══ Records provided

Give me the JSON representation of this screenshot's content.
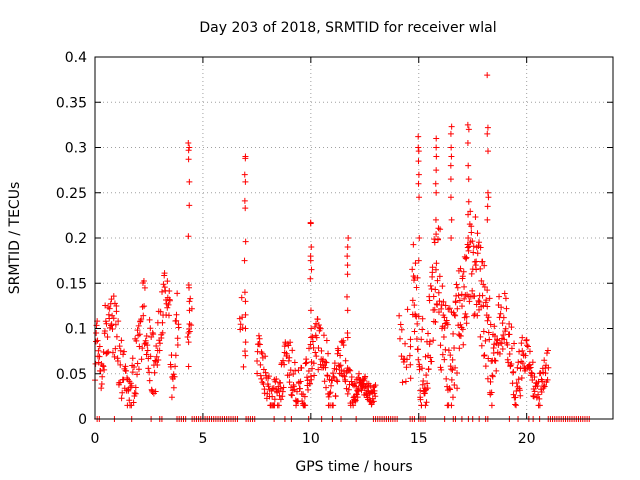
{
  "chart_data": {
    "type": "scatter",
    "title": "Day 203 of 2018, SRMTID for receiver wlal",
    "xlabel": "GPS time / hours",
    "ylabel": "SRMTID / TECUs",
    "xlim": [
      0,
      24
    ],
    "ylim": [
      0,
      0.4
    ],
    "xticks": [
      0,
      5,
      10,
      15,
      20
    ],
    "yticks": [
      0,
      0.05,
      0.1,
      0.15,
      0.2,
      0.25,
      0.3,
      0.35,
      0.4
    ],
    "xtick_labels": [
      "0",
      "5",
      "10",
      "15",
      "20"
    ],
    "ytick_labels": [
      "0",
      "0.05",
      "0.1",
      "0.15",
      "0.2",
      "0.25",
      "0.3",
      "0.35",
      "0.4"
    ],
    "grid": true,
    "marker": "+",
    "color": "#ff0000",
    "segments": [
      {
        "start": 0.0,
        "end": 0.4,
        "step": 0.02,
        "base": 0.06,
        "amp": 0.03,
        "jitter": 0.025
      },
      {
        "start": 0.4,
        "end": 2.2,
        "step": 0.02,
        "base": 0.07,
        "amp": 0.05,
        "jitter": 0.035
      },
      {
        "start": 2.2,
        "end": 3.5,
        "step": 0.02,
        "base": 0.1,
        "amp": 0.05,
        "jitter": 0.035
      },
      {
        "start": 3.5,
        "end": 3.9,
        "step": 0.02,
        "base": 0.08,
        "amp": 0.04,
        "jitter": 0.03
      },
      {
        "start": 4.3,
        "end": 4.5,
        "step": 0.03,
        "base": 0.1,
        "amp": 0.04,
        "jitter": 0.03
      },
      {
        "start": 6.7,
        "end": 6.9,
        "step": 0.03,
        "base": 0.1,
        "amp": 0.03,
        "jitter": 0.03
      },
      {
        "start": 7.5,
        "end": 9.0,
        "step": 0.02,
        "base": 0.045,
        "amp": 0.03,
        "jitter": 0.025
      },
      {
        "start": 9.0,
        "end": 10.8,
        "step": 0.02,
        "base": 0.055,
        "amp": 0.035,
        "jitter": 0.03
      },
      {
        "start": 10.8,
        "end": 12.0,
        "step": 0.02,
        "base": 0.045,
        "amp": 0.03,
        "jitter": 0.025
      },
      {
        "start": 12.0,
        "end": 13.0,
        "step": 0.015,
        "base": 0.032,
        "amp": 0.01,
        "jitter": 0.012
      },
      {
        "start": 14.1,
        "end": 14.5,
        "step": 0.03,
        "base": 0.08,
        "amp": 0.03,
        "jitter": 0.03
      },
      {
        "start": 14.7,
        "end": 16.0,
        "step": 0.015,
        "base": 0.11,
        "amp": 0.07,
        "jitter": 0.06
      },
      {
        "start": 16.0,
        "end": 18.5,
        "step": 0.015,
        "base": 0.12,
        "amp": 0.07,
        "jitter": 0.06
      },
      {
        "start": 18.5,
        "end": 19.8,
        "step": 0.02,
        "base": 0.08,
        "amp": 0.04,
        "jitter": 0.035
      },
      {
        "start": 19.8,
        "end": 21.0,
        "step": 0.02,
        "base": 0.05,
        "amp": 0.025,
        "jitter": 0.02
      }
    ],
    "spikes": [
      {
        "x": 4.35,
        "values": [
          0.305,
          0.3,
          0.297,
          0.287,
          0.262,
          0.236,
          0.202,
          0.148,
          0.145,
          0.13,
          0.12,
          0.105,
          0.095,
          0.085
        ]
      },
      {
        "x": 6.95,
        "values": [
          0.29,
          0.288,
          0.27,
          0.262,
          0.241,
          0.233,
          0.196,
          0.175,
          0.14,
          0.13,
          0.115,
          0.1,
          0.085,
          0.075,
          0.07
        ]
      },
      {
        "x": 10.0,
        "values": [
          0.217,
          0.216,
          0.19,
          0.18,
          0.175,
          0.165,
          0.155,
          0.12,
          0.1,
          0.09
        ]
      },
      {
        "x": 11.7,
        "values": [
          0.2,
          0.19,
          0.18,
          0.17,
          0.16,
          0.135,
          0.12,
          0.095,
          0.09
        ]
      },
      {
        "x": 14.6,
        "values": [
          0.088,
          0.08,
          0.07,
          0.06,
          0.045
        ]
      },
      {
        "x": 15.0,
        "values": [
          0.312,
          0.3,
          0.296,
          0.285,
          0.27,
          0.26,
          0.245,
          0.2,
          0.175
        ]
      },
      {
        "x": 15.8,
        "values": [
          0.31,
          0.3,
          0.29,
          0.275,
          0.26,
          0.25,
          0.22
        ]
      },
      {
        "x": 16.5,
        "values": [
          0.323,
          0.315,
          0.3,
          0.29,
          0.28,
          0.265,
          0.245,
          0.22,
          0.2
        ]
      },
      {
        "x": 17.3,
        "values": [
          0.325,
          0.32,
          0.305,
          0.28,
          0.265,
          0.24,
          0.2
        ]
      },
      {
        "x": 18.2,
        "values": [
          0.38,
          0.322,
          0.315,
          0.296,
          0.25,
          0.245,
          0.235,
          0.22
        ]
      }
    ],
    "zero_hours": [
      0.1,
      0.2,
      0.9,
      1.7,
      2.6,
      3.0,
      3.1,
      3.8,
      3.9,
      4.0,
      4.1,
      4.2,
      4.5,
      4.6,
      4.7,
      4.8,
      4.9,
      5.0,
      5.1,
      5.2,
      5.3,
      5.4,
      5.5,
      5.6,
      5.7,
      5.8,
      5.9,
      6.0,
      6.1,
      6.2,
      6.3,
      6.4,
      6.5,
      6.6,
      7.0,
      7.1,
      7.2,
      7.3,
      7.4,
      8.3,
      8.8,
      9.1,
      9.9,
      10.5,
      11.0,
      11.4,
      12.1,
      12.9,
      13.0,
      13.1,
      13.2,
      13.3,
      13.4,
      13.5,
      13.6,
      13.7,
      13.8,
      13.9,
      14.0,
      14.6,
      14.7,
      14.8,
      15.0,
      15.1,
      15.2,
      15.3,
      16.2,
      16.6,
      16.7,
      17.0,
      17.3,
      17.5,
      17.8,
      18.1,
      18.2,
      19.2,
      19.6,
      20.1,
      20.3,
      20.6,
      21.0,
      21.1,
      21.2,
      21.3,
      21.4,
      21.5,
      21.6,
      21.7,
      21.8,
      21.9,
      22.0,
      22.1,
      22.2,
      22.3,
      22.4,
      22.5,
      22.6,
      22.7,
      22.8,
      22.9
    ]
  }
}
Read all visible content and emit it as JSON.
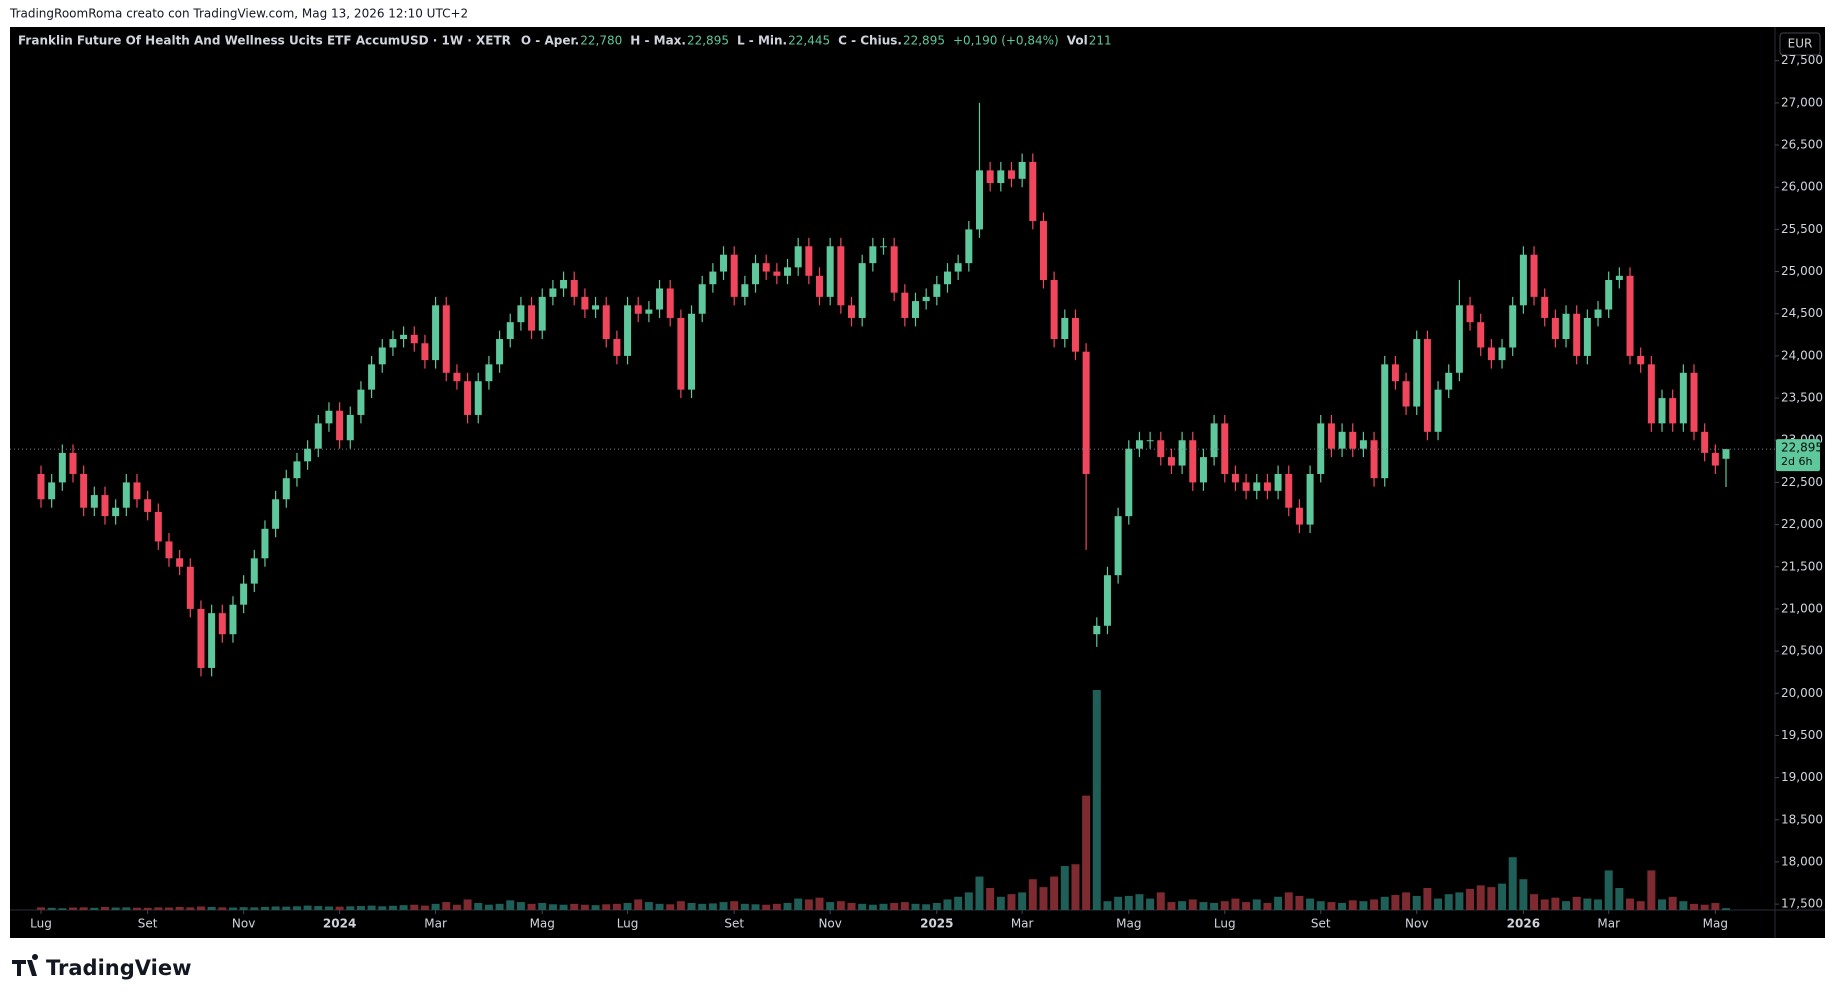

════

What you should do: Omit the pictures and reproduce the listing exactly.

Complete output:
Give me the JSON representation of this screenshot's content.
{
  "chart_data": {
    "type": "scatter",
    "title": "Day 203 of 2018, SRMTID for receiver wlal",
    "xlabel": "GPS time / hours",
    "ylabel": "SRMTID / TECUs",
    "xlim": [
      0,
      24
    ],
    "ylim": [
      0,
      0.4
    ],
    "xticks": [
      0,
      5,
      10,
      15,
      20
    ],
    "yticks": [
      0,
      0.05,
      0.1,
      0.15,
      0.2,
      0.25,
      0.3,
      0.35,
      0.4
    ],
    "xtick_labels": [
      "0",
      "5",
      "10",
      "15",
      "20"
    ],
    "ytick_labels": [
      "0",
      "0.05",
      "0.1",
      "0.15",
      "0.2",
      "0.25",
      "0.3",
      "0.35",
      "0.4"
    ],
    "grid": true,
    "marker": "+",
    "color": "#ff0000",
    "segments": [
      {
        "start": 0.0,
        "end": 0.4,
        "step": 0.02,
        "base": 0.06,
        "amp": 0.03,
        "jitter": 0.025
      },
      {
        "start": 0.4,
        "end": 2.2,
        "step": 0.02,
        "base": 0.07,
        "amp": 0.05,
        "jitter": 0.035
      },
      {
        "start": 2.2,
        "end": 3.5,
        "step": 0.02,
        "base": 0.1,
        "amp": 0.05,
        "jitter": 0.035
      },
      {
        "start": 3.5,
        "end": 3.9,
        "step": 0.02,
        "base": 0.08,
        "amp": 0.04,
        "jitter": 0.03
      },
      {
        "start": 4.3,
        "end": 4.5,
        "step": 0.03,
        "base": 0.1,
        "amp": 0.04,
        "jitter": 0.03
      },
      {
        "start": 6.7,
        "end": 6.9,
        "step": 0.03,
        "base": 0.1,
        "amp": 0.03,
        "jitter": 0.03
      },
      {
        "start": 7.5,
        "end": 9.0,
        "step": 0.02,
        "base": 0.045,
        "amp": 0.03,
        "jitter": 0.025
      },
      {
        "start": 9.0,
        "end": 10.8,
        "step": 0.02,
        "base": 0.055,
        "amp": 0.035,
        "jitter": 0.03
      },
      {
        "start": 10.8,
        "end": 12.0,
        "step": 0.02,
        "base": 0.045,
        "amp": 0.03,
        "jitter": 0.025
      },
      {
        "start": 12.0,
        "end": 13.0,
        "step": 0.015,
        "base": 0.032,
        "amp": 0.01,
        "jitter": 0.012
      },
      {
        "start": 14.1,
        "end": 14.5,
        "step": 0.03,
        "base": 0.08,
        "amp": 0.03,
        "jitter": 0.03
      },
      {
        "start": 14.7,
        "end": 16.0,
        "step": 0.015,
        "base": 0.11,
        "amp": 0.07,
        "jitter": 0.06
      },
      {
        "start": 16.0,
        "end": 18.5,
        "step": 0.015,
        "base": 0.12,
        "amp": 0.07,
        "jitter": 0.06
      },
      {
        "start": 18.5,
        "end": 19.8,
        "step": 0.02,
        "base": 0.08,
        "amp": 0.04,
        "jitter": 0.035
      },
      {
        "start": 19.8,
        "end": 21.0,
        "step": 0.02,
        "base": 0.05,
        "amp": 0.025,
        "jitter": 0.02
      }
    ],
    "spikes": [
      {
        "x": 4.35,
        "values": [
          0.305,
          0.3,
          0.297,
          0.287,
          0.262,
          0.236,
          0.202,
          0.148,
          0.145,
          0.13,
          0.12,
          0.105,
          0.095,
          0.085
        ]
      },
      {
        "x": 6.95,
        "values": [
          0.29,
          0.288,
          0.27,
          0.262,
          0.241,
          0.233,
          0.196,
          0.175,
          0.14,
          0.13,
          0.115,
          0.1,
          0.085,
          0.075,
          0.07
        ]
      },
      {
        "x": 10.0,
        "values": [
          0.217,
          0.216,
          0.19,
          0.18,
          0.175,
          0.165,
          0.155,
          0.12,
          0.1,
          0.09
        ]
      },
      {
        "x": 11.7,
        "values": [
          0.2,
          0.19,
          0.18,
          0.17,
          0.16,
          0.135,
          0.12,
          0.095,
          0.09
        ]
      },
      {
        "x": 14.6,
        "values": [
          0.088,
          0.08,
          0.07,
          0.06,
          0.045
        ]
      },
      {
        "x": 15.0,
        "values": [
          0.312,
          0.3,
          0.296,
          0.285,
          0.27,
          0.26,
          0.245,
          0.2,
          0.175
        ]
      },
      {
        "x": 15.8,
        "values": [
          0.31,
          0.3,
          0.29,
          0.275,
          0.26,
          0.25,
          0.22
        ]
      },
      {
        "x": 16.5,
        "values": [
          0.323,
          0.315,
          0.3,
          0.29,
          0.28,
          0.265,
          0.245,
          0.22,
          0.2
        ]
      },
      {
        "x": 17.3,
        "values": [
          0.325,
          0.32,
          0.305,
          0.28,
          0.265,
          0.24,
          0.2
        ]
      },
      {
        "x": 18.2,
        "values": [
          0.38,
          0.322,
          0.315,
          0.296,
          0.25,
          0.245,
          0.235,
          0.22
        ]
      }
    ],
    "zero_hours": [
      0.1,
      0.2,
      0.9,
      1.7,
      2.6,
      3.0,
      3.1,
      3.8,
      3.9,
      4.0,
      4.1,
      4.2,
      4.5,
      4.6,
      4.7,
      4.8,
      4.9,
      5.0,
      5.1,
      5.2,
      5.3,
      5.4,
      5.5,
      5.6,
      5.7,
      5.8,
      5.9,
      6.0,
      6.1,
      6.2,
      6.3,
      6.4,
      6.5,
      6.6,
      7.0,
      7.1,
      7.2,
      7.3,
      7.4,
      8.3,
      8.8,
      9.1,
      9.9,
      10.5,
      11.0,
      11.4,
      12.1,
      12.9,
      13.0,
      13.1,
      13.2,
      13.3,
      13.4,
      13.5,
      13.6,
      13.7,
      13.8,
      13.9,
      14.0,
      14.6,
      14.7,
      14.8,
      15.0,
      15.1,
      15.2,
      15.3,
      16.2,
      16.6,
      16.7,
      17.0,
      17.3,
      17.5,
      17.8,
      18.1,
      18.2,
      19.2,
      19.6,
      20.1,
      20.3,
      20.6,
      21.0,
      21.1,
      21.2,
      21.3,
      21.4,
      21.5,
      21.6,
      21.7,
      21.8,
      21.9,
      22.0,
      22.1,
      22.2,
      22.3,
      22.4,
      22.5,
      22.6,
      22.7,
      22.8,
      22.9
    ]
  }
}
Read all visible content and emit it as JSON.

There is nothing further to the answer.